_Short task_
Select from the data all lines with the word "text".

_Material provided_
——————————
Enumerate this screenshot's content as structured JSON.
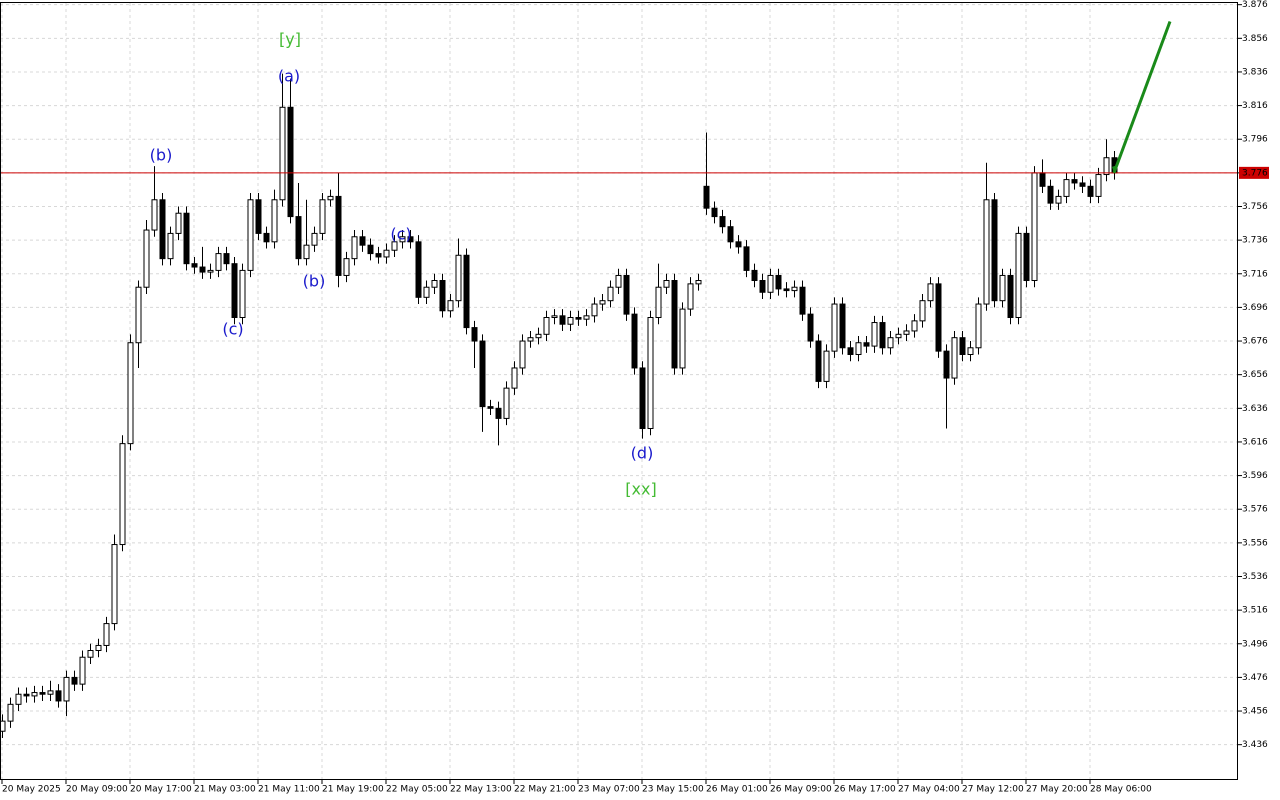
{
  "chart_data": {
    "type": "candlestick",
    "categories": [
      "20 May 2025",
      null,
      null,
      null,
      null,
      null,
      null,
      null,
      "20 May 09:00",
      null,
      null,
      null,
      null,
      null,
      null,
      null,
      "20 May 17:00",
      null,
      null,
      null,
      null,
      null,
      null,
      null,
      "21 May 03:00",
      null,
      null,
      null,
      null,
      null,
      null,
      null,
      "21 May 11:00",
      null,
      null,
      null,
      null,
      null,
      null,
      null,
      "21 May 19:00",
      null,
      null,
      null,
      null,
      null,
      null,
      null,
      "22 May 05:00",
      null,
      null,
      null,
      null,
      null,
      null,
      null,
      "22 May 13:00",
      null,
      null,
      null,
      null,
      null,
      null,
      null,
      "22 May 21:00",
      null,
      null,
      null,
      null,
      null,
      null,
      null,
      "23 May 07:00",
      null,
      null,
      null,
      null,
      null,
      null,
      null,
      "23 May 15:00",
      null,
      null,
      null,
      null,
      null,
      null,
      null,
      "26 May 01:00",
      null,
      null,
      null,
      null,
      null,
      null,
      null,
      "26 May 09:00",
      null,
      null,
      null,
      null,
      null,
      null,
      null,
      "26 May 17:00",
      null,
      null,
      null,
      null,
      null,
      null,
      null,
      "27 May 04:00",
      null,
      null,
      null,
      null,
      null,
      null,
      null,
      "27 May 12:00",
      null,
      null,
      null,
      null,
      null,
      null,
      null,
      "27 May 20:00",
      null,
      null,
      null,
      null,
      null,
      null,
      null,
      "28 May 06:00",
      null,
      null,
      null
    ],
    "open": [
      3.444,
      3.45,
      3.46,
      3.466,
      3.465,
      3.467,
      3.466,
      3.468,
      3.462,
      3.476,
      3.472,
      3.488,
      3.492,
      3.495,
      3.508,
      3.555,
      3.615,
      3.675,
      3.708,
      3.742,
      3.76,
      3.725,
      3.74,
      3.752,
      3.722,
      3.72,
      3.717,
      3.718,
      3.728,
      3.722,
      3.69,
      3.718,
      3.76,
      3.74,
      3.735,
      3.76,
      3.815,
      3.75,
      3.725,
      3.733,
      3.74,
      3.76,
      3.762,
      3.715,
      3.725,
      3.738,
      3.733,
      3.728,
      3.726,
      3.73,
      3.735,
      3.738,
      3.735,
      3.702,
      3.708,
      3.712,
      3.694,
      3.7,
      3.727,
      3.684,
      3.676,
      3.637,
      3.636,
      3.63,
      3.648,
      3.66,
      3.676,
      3.678,
      3.68,
      3.69,
      3.691,
      3.686,
      3.69,
      3.689,
      3.691,
      3.698,
      3.7,
      3.708,
      3.715,
      3.692,
      3.66,
      3.624,
      3.69,
      3.708,
      3.712,
      3.66,
      3.695,
      3.71,
      3.768,
      3.755,
      3.75,
      3.744,
      3.735,
      3.732,
      3.718,
      3.712,
      3.705,
      3.715,
      3.707,
      3.706,
      3.708,
      3.692,
      3.676,
      3.652,
      3.67,
      3.698,
      3.672,
      3.668,
      3.675,
      3.673,
      3.687,
      3.672,
      3.678,
      3.68,
      3.682,
      3.688,
      3.7,
      3.71,
      3.67,
      3.654,
      3.678,
      3.668,
      3.672,
      3.698,
      3.76,
      3.7,
      3.715,
      3.69,
      3.74,
      3.712,
      3.776,
      3.768,
      3.758,
      3.762,
      3.772,
      3.77,
      3.768,
      3.762,
      3.775,
      3.785
    ],
    "high": [
      3.454,
      3.464,
      3.47,
      3.47,
      3.471,
      3.471,
      3.474,
      3.472,
      3.48,
      3.48,
      3.492,
      3.496,
      3.499,
      3.512,
      3.561,
      3.62,
      3.68,
      3.712,
      3.748,
      3.78,
      3.764,
      3.744,
      3.756,
      3.756,
      3.726,
      3.732,
      3.722,
      3.732,
      3.732,
      3.726,
      3.722,
      3.764,
      3.764,
      3.744,
      3.766,
      3.835,
      3.832,
      3.77,
      3.76,
      3.744,
      3.764,
      3.766,
      3.776,
      3.729,
      3.742,
      3.742,
      3.737,
      3.732,
      3.734,
      3.739,
      3.742,
      3.742,
      3.739,
      3.712,
      3.716,
      3.716,
      3.704,
      3.737,
      3.731,
      3.688,
      3.68,
      3.641,
      3.64,
      3.652,
      3.664,
      3.68,
      3.682,
      3.684,
      3.694,
      3.695,
      3.695,
      3.694,
      3.694,
      3.695,
      3.702,
      3.704,
      3.712,
      3.719,
      3.719,
      3.696,
      3.664,
      3.694,
      3.722,
      3.716,
      3.716,
      3.699,
      3.714,
      3.716,
      3.8,
      3.759,
      3.754,
      3.748,
      3.739,
      3.736,
      3.722,
      3.716,
      3.719,
      3.719,
      3.711,
      3.712,
      3.712,
      3.696,
      3.68,
      3.674,
      3.702,
      3.702,
      3.676,
      3.679,
      3.679,
      3.691,
      3.691,
      3.682,
      3.684,
      3.686,
      3.692,
      3.704,
      3.714,
      3.714,
      3.674,
      3.682,
      3.682,
      3.676,
      3.702,
      3.782,
      3.764,
      3.719,
      3.719,
      3.744,
      3.744,
      3.78,
      3.784,
      3.772,
      3.766,
      3.776,
      3.776,
      3.774,
      3.772,
      3.779,
      3.796,
      3.789
    ],
    "low": [
      3.44,
      3.446,
      3.456,
      3.461,
      3.461,
      3.462,
      3.462,
      3.458,
      3.453,
      3.468,
      3.468,
      3.484,
      3.488,
      3.491,
      3.504,
      3.551,
      3.611,
      3.66,
      3.704,
      3.738,
      3.721,
      3.721,
      3.736,
      3.718,
      3.716,
      3.713,
      3.713,
      3.714,
      3.718,
      3.686,
      3.686,
      3.714,
      3.736,
      3.731,
      3.731,
      3.756,
      3.746,
      3.721,
      3.721,
      3.729,
      3.736,
      3.756,
      3.708,
      3.711,
      3.721,
      3.729,
      3.724,
      3.722,
      3.722,
      3.726,
      3.731,
      3.731,
      3.698,
      3.698,
      3.704,
      3.69,
      3.69,
      3.696,
      3.68,
      3.66,
      3.622,
      3.632,
      3.614,
      3.626,
      3.644,
      3.656,
      3.672,
      3.674,
      3.676,
      3.686,
      3.682,
      3.682,
      3.685,
      3.685,
      3.687,
      3.694,
      3.696,
      3.704,
      3.688,
      3.656,
      3.618,
      3.62,
      3.686,
      3.704,
      3.656,
      3.656,
      3.691,
      3.706,
      3.751,
      3.746,
      3.74,
      3.731,
      3.728,
      3.714,
      3.708,
      3.701,
      3.701,
      3.703,
      3.702,
      3.702,
      3.688,
      3.672,
      3.648,
      3.648,
      3.666,
      3.668,
      3.664,
      3.664,
      3.669,
      3.669,
      3.668,
      3.668,
      3.674,
      3.676,
      3.678,
      3.684,
      3.696,
      3.666,
      3.624,
      3.65,
      3.664,
      3.664,
      3.668,
      3.694,
      3.696,
      3.696,
      3.686,
      3.686,
      3.708,
      3.708,
      3.764,
      3.754,
      3.754,
      3.758,
      3.766,
      3.764,
      3.758,
      3.758,
      3.771,
      3.772
    ],
    "close": [
      3.45,
      3.46,
      3.466,
      3.465,
      3.467,
      3.466,
      3.468,
      3.462,
      3.476,
      3.472,
      3.488,
      3.492,
      3.495,
      3.508,
      3.555,
      3.615,
      3.675,
      3.708,
      3.742,
      3.76,
      3.725,
      3.74,
      3.752,
      3.722,
      3.72,
      3.717,
      3.718,
      3.728,
      3.722,
      3.69,
      3.718,
      3.76,
      3.74,
      3.735,
      3.76,
      3.815,
      3.75,
      3.725,
      3.733,
      3.74,
      3.76,
      3.762,
      3.715,
      3.725,
      3.738,
      3.733,
      3.728,
      3.726,
      3.73,
      3.735,
      3.738,
      3.735,
      3.702,
      3.708,
      3.712,
      3.694,
      3.7,
      3.727,
      3.684,
      3.676,
      3.637,
      3.636,
      3.63,
      3.648,
      3.66,
      3.676,
      3.678,
      3.68,
      3.69,
      3.691,
      3.686,
      3.69,
      3.689,
      3.691,
      3.698,
      3.7,
      3.708,
      3.715,
      3.692,
      3.66,
      3.624,
      3.69,
      3.708,
      3.712,
      3.66,
      3.695,
      3.71,
      3.712,
      3.755,
      3.75,
      3.744,
      3.735,
      3.732,
      3.718,
      3.712,
      3.705,
      3.715,
      3.707,
      3.706,
      3.708,
      3.692,
      3.676,
      3.652,
      3.67,
      3.698,
      3.672,
      3.668,
      3.675,
      3.673,
      3.687,
      3.672,
      3.678,
      3.68,
      3.682,
      3.688,
      3.7,
      3.71,
      3.67,
      3.654,
      3.678,
      3.668,
      3.672,
      3.698,
      3.76,
      3.7,
      3.715,
      3.69,
      3.74,
      3.712,
      3.776,
      3.768,
      3.758,
      3.762,
      3.772,
      3.77,
      3.768,
      3.762,
      3.775,
      3.785,
      3.776
    ],
    "up_color": "#ffffff",
    "down_color": "#000000",
    "ylim": [
      3.415,
      3.877
    ],
    "yticks": [
      3.436,
      3.456,
      3.476,
      3.496,
      3.516,
      3.536,
      3.556,
      3.576,
      3.596,
      3.616,
      3.636,
      3.656,
      3.676,
      3.696,
      3.716,
      3.736,
      3.756,
      3.776,
      3.796,
      3.816,
      3.836,
      3.856,
      3.876
    ],
    "grid": true,
    "price_line": {
      "value": 3.776,
      "color": "#cc0000"
    },
    "forecast": {
      "values": [
        3.776,
        3.866
      ],
      "color": "#1a8a1a"
    },
    "annotations": [
      {
        "text": "[y]",
        "color": "#44bb33"
      },
      {
        "text": "(a)",
        "color": "#1a1acc"
      },
      {
        "text": "(b)",
        "color": "#1a1acc"
      },
      {
        "text": "(c)",
        "color": "#1a1acc"
      },
      {
        "text": "(b)",
        "color": "#1a1acc"
      },
      {
        "text": "(c)",
        "color": "#1a1acc"
      },
      {
        "text": "(d)",
        "color": "#1a1acc"
      },
      {
        "text": "[xx]",
        "color": "#44bb33"
      }
    ]
  }
}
——————————
_Solution to the exercise_
        "text": "[y]",
        "text": "(a)",
        "text": "(b)",
        "text": "(c)",
        "text": "(b)",
        "text": "(c)",
        "text": "(d)",
        "text": "[xx]",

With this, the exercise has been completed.